====== DATA SHOWN ======
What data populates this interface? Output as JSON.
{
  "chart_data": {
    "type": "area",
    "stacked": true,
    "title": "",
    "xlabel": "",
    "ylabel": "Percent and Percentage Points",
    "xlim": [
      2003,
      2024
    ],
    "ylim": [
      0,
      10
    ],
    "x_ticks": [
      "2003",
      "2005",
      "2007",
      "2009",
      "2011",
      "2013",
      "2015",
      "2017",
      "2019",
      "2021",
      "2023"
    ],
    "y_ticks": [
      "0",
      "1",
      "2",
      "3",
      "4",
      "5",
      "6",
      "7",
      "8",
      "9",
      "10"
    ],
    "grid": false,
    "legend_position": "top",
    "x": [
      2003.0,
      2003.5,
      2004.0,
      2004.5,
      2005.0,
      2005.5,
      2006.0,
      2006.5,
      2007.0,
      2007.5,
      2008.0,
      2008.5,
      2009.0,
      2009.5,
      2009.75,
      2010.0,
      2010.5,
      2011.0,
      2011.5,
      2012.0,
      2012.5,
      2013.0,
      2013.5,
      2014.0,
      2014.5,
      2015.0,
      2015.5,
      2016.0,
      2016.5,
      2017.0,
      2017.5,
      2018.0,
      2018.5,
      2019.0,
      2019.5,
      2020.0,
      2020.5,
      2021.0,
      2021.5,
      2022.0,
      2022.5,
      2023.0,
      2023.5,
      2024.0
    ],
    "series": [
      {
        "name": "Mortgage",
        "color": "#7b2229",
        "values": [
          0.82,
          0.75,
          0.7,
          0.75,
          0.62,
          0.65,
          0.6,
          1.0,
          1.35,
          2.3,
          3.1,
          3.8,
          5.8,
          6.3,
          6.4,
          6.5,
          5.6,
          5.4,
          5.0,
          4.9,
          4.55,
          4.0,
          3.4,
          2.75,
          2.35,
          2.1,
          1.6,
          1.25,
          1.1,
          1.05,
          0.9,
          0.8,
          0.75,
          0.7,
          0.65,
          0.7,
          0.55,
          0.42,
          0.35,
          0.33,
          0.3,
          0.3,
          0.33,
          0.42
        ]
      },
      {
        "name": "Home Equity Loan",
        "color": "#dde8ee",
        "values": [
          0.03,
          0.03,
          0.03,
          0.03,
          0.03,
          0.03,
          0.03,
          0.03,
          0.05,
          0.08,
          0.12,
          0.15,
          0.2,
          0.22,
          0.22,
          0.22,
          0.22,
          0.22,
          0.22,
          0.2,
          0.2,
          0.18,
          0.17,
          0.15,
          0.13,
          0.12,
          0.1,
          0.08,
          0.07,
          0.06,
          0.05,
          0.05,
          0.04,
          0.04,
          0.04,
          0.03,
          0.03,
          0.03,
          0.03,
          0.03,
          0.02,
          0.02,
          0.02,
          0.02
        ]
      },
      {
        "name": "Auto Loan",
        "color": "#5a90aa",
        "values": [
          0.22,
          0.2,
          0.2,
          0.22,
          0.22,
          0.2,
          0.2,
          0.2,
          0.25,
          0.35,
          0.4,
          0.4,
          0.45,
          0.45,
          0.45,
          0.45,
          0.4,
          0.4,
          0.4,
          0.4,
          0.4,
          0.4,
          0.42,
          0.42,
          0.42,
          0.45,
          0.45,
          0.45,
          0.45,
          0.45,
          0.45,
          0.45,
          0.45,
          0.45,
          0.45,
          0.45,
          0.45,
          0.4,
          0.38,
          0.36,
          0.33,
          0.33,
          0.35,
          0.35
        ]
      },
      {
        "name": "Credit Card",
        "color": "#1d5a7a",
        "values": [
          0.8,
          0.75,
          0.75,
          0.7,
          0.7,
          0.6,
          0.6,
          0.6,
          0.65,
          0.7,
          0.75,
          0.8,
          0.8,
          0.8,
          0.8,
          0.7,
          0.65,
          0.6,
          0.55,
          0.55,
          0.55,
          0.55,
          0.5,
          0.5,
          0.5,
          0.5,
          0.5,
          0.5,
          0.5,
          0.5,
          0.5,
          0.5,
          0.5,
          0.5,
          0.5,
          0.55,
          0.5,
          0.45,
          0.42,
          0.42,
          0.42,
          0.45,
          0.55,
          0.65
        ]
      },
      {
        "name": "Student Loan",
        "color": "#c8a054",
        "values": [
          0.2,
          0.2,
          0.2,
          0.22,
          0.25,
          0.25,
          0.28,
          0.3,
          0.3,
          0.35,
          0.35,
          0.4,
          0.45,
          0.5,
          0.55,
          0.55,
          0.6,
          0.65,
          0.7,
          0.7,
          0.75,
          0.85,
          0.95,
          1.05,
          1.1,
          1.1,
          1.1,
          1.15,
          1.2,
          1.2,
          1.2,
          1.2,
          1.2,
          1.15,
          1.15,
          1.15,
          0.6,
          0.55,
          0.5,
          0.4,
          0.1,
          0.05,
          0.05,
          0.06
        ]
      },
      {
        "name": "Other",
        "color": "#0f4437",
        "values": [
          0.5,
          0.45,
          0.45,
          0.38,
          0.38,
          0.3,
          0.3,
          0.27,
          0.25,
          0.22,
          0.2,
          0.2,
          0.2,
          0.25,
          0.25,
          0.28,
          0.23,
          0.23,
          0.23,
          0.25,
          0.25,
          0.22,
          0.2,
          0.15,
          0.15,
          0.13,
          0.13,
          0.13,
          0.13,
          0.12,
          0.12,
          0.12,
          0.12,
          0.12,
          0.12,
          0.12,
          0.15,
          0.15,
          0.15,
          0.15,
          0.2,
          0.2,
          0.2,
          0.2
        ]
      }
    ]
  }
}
======
====== DATA SHOWN ======
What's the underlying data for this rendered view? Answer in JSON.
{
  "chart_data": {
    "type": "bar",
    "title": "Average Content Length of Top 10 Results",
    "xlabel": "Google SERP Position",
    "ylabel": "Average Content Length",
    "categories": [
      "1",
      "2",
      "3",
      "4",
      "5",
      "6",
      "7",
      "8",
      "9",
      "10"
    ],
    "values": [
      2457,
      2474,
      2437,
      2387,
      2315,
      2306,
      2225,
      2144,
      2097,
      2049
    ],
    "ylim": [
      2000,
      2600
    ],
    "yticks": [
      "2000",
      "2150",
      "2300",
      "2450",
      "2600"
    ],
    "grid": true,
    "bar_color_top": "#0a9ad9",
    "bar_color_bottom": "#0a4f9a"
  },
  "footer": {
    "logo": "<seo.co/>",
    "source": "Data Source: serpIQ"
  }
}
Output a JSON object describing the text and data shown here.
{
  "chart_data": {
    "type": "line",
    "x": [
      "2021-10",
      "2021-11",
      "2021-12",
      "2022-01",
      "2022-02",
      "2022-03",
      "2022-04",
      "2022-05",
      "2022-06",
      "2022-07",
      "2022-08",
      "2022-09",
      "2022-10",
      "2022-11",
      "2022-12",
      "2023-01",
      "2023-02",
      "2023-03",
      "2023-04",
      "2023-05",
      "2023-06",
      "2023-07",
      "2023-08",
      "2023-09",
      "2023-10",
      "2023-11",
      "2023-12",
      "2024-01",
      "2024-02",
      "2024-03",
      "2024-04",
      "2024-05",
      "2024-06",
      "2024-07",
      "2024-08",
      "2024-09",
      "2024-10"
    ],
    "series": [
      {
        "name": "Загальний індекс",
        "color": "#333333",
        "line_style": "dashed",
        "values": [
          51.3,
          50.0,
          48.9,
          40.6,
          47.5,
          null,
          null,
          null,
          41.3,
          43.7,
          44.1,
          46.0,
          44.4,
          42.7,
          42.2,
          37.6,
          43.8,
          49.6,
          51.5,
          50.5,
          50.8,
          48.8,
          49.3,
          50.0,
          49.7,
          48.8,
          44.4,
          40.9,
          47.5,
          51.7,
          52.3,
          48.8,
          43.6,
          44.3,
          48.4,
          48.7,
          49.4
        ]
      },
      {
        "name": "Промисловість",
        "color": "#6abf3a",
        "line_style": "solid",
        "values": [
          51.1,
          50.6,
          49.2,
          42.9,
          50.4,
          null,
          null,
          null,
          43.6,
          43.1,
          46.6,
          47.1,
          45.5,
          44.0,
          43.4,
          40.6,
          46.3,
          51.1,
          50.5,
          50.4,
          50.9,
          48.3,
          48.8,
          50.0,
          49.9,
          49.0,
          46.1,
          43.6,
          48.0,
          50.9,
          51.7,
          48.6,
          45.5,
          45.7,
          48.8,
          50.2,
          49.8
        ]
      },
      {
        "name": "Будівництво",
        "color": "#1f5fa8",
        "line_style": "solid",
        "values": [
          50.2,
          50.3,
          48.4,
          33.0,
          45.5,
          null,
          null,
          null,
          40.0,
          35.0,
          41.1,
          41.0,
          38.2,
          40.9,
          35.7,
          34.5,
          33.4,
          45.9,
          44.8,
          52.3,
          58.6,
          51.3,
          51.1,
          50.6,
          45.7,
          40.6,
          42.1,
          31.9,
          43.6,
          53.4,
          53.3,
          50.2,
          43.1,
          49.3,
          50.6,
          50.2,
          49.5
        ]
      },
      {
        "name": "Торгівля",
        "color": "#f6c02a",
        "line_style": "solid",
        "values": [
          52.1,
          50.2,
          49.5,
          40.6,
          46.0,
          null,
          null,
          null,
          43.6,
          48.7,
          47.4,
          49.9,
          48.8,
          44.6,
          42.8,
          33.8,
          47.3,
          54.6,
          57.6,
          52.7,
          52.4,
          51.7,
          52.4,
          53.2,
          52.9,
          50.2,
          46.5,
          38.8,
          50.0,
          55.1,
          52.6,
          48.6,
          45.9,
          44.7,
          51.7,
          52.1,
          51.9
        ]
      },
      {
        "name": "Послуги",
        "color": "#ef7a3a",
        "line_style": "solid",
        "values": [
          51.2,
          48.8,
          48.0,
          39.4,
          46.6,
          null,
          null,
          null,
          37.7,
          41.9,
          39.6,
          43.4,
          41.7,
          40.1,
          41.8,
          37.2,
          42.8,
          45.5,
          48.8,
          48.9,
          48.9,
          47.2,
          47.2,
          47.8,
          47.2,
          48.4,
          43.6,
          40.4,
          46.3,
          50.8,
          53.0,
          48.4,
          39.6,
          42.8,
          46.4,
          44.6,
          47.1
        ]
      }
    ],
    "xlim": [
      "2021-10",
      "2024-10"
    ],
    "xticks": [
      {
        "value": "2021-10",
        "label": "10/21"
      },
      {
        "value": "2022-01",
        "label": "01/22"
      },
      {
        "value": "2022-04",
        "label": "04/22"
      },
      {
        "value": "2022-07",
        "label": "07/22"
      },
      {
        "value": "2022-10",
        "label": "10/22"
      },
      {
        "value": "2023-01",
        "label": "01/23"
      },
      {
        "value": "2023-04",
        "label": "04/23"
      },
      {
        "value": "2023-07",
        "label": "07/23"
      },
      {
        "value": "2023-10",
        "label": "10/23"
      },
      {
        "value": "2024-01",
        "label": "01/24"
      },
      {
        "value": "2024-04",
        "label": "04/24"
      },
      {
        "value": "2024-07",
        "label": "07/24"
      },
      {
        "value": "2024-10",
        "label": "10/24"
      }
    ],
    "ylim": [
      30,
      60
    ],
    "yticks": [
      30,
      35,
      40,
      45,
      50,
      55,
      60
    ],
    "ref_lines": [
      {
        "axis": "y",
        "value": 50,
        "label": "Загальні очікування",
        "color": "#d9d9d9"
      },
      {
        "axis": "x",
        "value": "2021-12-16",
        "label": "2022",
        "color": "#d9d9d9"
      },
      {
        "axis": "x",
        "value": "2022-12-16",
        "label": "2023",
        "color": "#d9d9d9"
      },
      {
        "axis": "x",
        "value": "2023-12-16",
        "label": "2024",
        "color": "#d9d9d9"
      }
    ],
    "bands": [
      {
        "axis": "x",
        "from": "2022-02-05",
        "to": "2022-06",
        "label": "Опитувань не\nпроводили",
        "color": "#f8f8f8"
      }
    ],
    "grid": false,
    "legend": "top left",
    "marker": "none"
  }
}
======
> **TASK REQUIREMENTS**
Identify and extract each line of the listing that contains "Content".

> **RESPONSE TO THIS TASK**
    "title": "Average Content Length of Top 10 Results",
    "ylabel": "Average Content Length",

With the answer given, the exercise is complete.